Data entries:
## Start
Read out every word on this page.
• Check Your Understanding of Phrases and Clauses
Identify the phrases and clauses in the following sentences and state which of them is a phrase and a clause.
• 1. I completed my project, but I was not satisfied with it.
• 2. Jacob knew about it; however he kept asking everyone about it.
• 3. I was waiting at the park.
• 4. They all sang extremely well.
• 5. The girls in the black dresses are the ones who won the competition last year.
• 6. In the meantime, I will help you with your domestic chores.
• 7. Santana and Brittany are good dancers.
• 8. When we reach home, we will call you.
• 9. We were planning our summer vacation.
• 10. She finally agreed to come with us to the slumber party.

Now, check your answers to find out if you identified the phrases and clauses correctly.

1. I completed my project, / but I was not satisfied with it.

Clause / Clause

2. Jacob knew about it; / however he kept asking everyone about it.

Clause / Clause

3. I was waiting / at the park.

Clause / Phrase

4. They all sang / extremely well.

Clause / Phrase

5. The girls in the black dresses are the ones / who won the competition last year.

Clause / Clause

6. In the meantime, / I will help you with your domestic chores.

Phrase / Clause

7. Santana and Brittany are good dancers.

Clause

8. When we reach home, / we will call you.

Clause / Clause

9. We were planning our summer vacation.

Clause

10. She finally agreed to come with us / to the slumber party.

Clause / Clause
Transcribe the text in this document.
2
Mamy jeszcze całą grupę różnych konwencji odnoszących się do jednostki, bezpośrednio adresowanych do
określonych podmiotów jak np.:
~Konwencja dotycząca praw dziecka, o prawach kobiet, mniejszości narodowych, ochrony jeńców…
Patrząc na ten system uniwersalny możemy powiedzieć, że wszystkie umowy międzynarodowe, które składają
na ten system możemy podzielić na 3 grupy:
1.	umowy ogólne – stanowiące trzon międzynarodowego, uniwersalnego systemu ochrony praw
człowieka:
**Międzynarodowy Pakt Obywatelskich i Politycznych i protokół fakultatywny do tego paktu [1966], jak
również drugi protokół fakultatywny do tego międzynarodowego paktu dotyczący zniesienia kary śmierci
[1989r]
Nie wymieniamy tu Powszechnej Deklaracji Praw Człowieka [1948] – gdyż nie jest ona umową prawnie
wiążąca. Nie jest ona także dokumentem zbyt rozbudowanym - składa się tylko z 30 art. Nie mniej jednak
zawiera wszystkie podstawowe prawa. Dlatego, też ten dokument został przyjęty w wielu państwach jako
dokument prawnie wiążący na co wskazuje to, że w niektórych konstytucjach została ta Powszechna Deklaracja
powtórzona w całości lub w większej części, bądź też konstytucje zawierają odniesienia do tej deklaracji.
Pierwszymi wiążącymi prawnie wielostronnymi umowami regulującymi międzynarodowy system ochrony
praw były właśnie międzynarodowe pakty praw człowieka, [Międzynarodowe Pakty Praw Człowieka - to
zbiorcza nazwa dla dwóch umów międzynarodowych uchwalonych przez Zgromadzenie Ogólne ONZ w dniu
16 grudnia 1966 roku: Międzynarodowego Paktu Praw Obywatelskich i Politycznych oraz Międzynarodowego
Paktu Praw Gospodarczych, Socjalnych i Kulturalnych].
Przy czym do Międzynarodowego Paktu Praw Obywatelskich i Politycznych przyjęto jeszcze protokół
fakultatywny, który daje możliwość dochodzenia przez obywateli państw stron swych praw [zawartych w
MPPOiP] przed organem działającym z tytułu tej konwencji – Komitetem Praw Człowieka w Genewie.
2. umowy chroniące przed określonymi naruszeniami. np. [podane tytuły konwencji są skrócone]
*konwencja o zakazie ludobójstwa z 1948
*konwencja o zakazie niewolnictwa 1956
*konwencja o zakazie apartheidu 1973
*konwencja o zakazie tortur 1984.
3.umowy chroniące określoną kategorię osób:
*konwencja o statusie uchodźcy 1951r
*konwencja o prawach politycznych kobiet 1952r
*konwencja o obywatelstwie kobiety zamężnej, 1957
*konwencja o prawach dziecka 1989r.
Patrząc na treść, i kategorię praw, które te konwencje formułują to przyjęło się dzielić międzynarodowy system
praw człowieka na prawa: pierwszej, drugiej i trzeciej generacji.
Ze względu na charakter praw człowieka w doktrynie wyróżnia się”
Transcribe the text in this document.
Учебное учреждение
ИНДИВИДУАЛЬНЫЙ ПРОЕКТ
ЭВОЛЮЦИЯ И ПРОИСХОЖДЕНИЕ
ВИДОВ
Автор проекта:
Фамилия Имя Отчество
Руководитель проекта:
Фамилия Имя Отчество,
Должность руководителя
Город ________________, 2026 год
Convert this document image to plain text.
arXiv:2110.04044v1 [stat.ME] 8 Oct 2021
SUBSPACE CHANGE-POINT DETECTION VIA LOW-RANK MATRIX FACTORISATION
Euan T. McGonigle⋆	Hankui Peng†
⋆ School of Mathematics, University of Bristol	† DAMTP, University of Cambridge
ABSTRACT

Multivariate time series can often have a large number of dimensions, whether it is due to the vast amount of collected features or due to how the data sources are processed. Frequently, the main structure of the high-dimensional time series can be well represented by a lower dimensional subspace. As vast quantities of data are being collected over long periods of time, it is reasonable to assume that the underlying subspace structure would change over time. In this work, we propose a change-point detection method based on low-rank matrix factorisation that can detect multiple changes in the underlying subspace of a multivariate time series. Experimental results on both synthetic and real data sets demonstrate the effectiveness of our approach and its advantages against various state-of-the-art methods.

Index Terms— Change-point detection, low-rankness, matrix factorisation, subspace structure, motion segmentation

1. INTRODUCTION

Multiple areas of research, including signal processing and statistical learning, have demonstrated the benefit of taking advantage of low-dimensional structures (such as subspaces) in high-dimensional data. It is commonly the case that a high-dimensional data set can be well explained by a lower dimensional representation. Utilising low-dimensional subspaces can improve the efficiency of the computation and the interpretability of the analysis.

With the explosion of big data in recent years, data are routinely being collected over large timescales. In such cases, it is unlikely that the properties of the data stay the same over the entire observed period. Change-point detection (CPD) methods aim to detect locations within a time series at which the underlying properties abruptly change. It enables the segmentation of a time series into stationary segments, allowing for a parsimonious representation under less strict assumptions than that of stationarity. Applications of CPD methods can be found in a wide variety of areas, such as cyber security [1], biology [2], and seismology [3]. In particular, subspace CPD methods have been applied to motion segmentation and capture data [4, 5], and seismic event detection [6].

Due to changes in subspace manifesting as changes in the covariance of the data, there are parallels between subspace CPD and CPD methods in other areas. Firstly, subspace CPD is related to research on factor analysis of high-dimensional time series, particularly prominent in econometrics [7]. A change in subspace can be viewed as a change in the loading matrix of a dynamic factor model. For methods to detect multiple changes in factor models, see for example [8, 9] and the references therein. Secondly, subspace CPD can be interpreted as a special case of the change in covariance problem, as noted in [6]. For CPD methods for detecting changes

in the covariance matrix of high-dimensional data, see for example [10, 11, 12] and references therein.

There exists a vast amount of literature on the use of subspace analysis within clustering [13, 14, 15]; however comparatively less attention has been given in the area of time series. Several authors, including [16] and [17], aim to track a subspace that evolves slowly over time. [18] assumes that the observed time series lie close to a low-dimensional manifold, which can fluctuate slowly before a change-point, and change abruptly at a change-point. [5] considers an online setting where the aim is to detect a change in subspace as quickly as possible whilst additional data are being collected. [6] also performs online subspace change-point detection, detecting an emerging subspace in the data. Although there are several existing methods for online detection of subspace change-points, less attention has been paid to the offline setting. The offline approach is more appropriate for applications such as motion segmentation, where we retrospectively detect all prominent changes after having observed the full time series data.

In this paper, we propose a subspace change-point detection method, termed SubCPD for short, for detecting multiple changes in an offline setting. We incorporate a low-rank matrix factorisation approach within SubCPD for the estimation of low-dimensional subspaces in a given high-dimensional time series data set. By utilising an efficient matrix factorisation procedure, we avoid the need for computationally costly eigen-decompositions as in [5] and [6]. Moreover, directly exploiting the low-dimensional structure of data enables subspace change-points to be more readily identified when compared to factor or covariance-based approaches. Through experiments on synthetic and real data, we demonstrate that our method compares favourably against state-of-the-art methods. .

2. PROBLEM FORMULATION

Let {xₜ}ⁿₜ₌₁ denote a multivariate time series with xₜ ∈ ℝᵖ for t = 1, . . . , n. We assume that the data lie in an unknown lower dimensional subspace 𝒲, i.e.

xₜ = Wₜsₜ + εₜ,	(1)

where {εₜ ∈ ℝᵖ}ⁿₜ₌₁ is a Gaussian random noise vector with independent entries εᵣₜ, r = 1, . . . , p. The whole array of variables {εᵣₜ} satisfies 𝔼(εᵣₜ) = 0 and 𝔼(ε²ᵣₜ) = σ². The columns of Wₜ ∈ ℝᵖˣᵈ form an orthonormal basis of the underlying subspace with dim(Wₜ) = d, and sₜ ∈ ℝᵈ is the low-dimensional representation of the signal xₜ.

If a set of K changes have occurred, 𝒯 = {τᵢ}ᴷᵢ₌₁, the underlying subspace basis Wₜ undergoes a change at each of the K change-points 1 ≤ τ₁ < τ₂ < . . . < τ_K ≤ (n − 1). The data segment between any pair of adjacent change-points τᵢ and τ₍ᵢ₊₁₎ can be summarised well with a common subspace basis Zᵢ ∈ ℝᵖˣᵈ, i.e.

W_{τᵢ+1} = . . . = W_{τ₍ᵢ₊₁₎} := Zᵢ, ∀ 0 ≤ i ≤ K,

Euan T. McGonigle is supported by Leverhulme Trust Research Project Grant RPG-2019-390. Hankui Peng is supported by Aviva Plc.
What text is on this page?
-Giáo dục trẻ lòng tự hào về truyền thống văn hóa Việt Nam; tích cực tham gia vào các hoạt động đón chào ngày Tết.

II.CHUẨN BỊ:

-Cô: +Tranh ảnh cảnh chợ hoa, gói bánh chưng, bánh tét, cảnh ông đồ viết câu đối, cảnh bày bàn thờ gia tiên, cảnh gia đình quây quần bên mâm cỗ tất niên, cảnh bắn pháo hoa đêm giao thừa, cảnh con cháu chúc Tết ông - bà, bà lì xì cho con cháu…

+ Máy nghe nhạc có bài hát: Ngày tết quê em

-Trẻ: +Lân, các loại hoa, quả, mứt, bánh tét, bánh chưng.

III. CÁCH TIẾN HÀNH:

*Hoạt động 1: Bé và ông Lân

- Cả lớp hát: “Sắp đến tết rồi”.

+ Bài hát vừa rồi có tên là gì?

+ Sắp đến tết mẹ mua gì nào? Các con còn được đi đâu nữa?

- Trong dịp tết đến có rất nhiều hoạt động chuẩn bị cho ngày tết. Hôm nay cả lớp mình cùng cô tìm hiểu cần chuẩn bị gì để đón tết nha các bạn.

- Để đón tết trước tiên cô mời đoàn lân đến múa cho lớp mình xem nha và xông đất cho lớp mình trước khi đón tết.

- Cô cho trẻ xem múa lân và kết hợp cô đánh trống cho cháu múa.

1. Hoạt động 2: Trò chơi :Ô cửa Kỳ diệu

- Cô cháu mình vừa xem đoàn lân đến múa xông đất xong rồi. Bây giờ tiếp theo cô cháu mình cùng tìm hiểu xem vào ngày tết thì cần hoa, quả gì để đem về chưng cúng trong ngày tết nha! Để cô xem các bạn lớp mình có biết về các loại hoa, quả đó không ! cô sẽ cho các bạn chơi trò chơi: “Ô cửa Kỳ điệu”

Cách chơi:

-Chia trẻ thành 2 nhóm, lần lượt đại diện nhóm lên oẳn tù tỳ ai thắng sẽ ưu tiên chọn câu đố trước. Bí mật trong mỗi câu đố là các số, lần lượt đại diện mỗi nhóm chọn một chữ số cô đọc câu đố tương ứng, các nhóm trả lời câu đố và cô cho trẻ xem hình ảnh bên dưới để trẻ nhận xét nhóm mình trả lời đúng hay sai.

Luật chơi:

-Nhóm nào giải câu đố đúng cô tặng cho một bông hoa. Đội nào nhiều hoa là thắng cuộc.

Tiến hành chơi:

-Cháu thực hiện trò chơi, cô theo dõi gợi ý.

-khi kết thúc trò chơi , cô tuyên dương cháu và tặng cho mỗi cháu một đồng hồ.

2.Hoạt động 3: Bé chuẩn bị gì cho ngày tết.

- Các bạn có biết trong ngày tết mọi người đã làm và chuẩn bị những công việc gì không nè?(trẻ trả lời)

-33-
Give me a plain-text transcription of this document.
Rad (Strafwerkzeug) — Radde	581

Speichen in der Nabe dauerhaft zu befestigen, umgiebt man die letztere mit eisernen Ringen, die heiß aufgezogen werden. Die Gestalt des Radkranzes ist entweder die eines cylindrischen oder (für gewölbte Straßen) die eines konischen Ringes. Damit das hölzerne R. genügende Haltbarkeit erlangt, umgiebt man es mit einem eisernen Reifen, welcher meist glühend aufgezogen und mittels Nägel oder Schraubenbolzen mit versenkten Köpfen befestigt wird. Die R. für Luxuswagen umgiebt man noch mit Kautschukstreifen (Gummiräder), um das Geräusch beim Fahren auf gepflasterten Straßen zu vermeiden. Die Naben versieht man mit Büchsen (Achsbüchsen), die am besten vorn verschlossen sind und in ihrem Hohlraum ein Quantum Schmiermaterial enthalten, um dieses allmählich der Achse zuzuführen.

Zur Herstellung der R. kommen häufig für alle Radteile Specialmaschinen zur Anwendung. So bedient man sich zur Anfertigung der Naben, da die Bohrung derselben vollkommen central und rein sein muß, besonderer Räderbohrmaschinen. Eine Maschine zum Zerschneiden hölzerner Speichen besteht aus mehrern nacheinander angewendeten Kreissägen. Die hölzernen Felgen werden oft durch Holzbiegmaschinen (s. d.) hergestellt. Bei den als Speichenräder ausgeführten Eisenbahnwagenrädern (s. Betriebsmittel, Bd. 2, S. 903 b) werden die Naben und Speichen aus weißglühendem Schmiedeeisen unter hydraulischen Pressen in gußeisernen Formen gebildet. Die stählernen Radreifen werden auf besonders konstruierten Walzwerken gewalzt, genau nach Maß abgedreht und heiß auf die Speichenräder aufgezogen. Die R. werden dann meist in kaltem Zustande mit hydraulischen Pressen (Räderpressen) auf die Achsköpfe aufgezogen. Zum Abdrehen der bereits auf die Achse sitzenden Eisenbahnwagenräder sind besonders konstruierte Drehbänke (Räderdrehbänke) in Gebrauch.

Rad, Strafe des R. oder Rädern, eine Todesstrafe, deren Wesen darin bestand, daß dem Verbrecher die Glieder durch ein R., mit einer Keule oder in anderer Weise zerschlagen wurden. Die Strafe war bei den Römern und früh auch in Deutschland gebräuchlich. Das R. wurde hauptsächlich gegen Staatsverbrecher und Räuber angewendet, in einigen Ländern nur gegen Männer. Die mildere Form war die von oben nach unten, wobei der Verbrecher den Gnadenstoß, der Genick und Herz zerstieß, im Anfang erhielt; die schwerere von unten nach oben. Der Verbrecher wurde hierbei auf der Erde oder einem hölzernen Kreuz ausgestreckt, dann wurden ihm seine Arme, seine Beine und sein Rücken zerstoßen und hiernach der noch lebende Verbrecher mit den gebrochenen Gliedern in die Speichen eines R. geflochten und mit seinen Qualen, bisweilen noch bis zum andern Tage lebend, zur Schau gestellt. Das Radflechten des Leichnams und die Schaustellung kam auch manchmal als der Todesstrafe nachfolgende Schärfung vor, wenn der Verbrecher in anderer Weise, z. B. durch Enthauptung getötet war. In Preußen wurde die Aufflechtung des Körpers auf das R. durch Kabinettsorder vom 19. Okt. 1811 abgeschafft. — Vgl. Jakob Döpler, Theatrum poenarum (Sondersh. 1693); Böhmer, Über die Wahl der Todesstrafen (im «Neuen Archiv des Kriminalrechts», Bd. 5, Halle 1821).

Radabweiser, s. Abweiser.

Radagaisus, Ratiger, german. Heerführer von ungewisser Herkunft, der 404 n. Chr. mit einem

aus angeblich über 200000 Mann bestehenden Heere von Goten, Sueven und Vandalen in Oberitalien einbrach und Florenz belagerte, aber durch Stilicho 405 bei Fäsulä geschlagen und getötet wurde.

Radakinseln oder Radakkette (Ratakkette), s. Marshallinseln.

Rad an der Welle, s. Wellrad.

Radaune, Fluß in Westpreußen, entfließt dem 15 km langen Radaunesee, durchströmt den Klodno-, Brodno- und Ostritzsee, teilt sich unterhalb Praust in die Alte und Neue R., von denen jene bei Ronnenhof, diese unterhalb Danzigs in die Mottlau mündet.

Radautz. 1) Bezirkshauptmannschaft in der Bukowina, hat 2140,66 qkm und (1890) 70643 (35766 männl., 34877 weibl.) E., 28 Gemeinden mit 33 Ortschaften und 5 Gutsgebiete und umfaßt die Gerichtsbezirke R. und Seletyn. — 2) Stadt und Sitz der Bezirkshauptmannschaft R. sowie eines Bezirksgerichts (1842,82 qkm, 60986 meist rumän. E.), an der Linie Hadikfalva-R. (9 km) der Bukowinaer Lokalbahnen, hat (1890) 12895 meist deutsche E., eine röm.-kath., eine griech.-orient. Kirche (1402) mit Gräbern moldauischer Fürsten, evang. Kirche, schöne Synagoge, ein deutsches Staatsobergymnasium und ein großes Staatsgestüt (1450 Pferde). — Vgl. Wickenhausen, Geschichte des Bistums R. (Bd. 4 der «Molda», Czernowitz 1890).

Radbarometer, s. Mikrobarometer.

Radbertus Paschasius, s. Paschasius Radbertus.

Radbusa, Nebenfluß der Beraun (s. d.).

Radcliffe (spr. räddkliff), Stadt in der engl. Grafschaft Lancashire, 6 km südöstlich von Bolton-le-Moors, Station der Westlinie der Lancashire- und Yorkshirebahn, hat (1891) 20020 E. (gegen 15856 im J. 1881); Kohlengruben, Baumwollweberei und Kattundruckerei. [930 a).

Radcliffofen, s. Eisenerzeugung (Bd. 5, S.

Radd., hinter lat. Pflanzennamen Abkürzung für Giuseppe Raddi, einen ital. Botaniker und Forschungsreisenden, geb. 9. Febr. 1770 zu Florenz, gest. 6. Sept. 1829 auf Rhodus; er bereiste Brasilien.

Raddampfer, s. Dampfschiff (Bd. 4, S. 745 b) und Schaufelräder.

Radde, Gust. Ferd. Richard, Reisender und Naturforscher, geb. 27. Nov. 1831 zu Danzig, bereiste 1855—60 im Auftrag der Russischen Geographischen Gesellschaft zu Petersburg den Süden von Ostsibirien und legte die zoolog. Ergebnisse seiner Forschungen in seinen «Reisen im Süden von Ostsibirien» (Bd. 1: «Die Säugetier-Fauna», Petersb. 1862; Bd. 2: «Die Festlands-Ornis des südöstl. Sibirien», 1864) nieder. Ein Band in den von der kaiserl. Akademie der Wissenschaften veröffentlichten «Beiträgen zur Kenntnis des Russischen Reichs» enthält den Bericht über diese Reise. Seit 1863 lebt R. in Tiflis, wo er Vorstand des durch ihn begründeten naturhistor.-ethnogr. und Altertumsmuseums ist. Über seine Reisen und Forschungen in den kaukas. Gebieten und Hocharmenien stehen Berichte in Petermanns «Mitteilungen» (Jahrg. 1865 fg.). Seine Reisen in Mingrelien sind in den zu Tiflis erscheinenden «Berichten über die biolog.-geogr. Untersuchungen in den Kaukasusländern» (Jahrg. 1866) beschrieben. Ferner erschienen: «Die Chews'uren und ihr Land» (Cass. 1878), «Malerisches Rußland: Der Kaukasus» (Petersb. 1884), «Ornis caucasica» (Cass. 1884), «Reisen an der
## End
** Problem to solve **
From the entries above, return each line with the word "kept" in it.

** The output **
• 2. Jacob knew about it; however he kept asking everyone about it.
2. Jacob knew about it; / however he kept asking everyone about it.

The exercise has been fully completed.